■ **Work instructions**:
Go over the listing below line by line and tally those containing "values". Give only the tally.
════════════════
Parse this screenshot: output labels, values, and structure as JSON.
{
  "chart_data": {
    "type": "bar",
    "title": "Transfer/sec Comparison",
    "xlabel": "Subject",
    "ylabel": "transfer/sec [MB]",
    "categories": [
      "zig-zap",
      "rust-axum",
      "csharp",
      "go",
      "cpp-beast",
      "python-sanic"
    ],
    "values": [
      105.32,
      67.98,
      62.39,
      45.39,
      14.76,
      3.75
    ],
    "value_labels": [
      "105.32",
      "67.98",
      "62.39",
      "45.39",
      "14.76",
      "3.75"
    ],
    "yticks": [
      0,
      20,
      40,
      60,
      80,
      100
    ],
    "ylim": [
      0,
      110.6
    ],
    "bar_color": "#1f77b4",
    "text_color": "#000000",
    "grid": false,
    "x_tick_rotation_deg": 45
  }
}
════════════════
■ **Correct output**:
2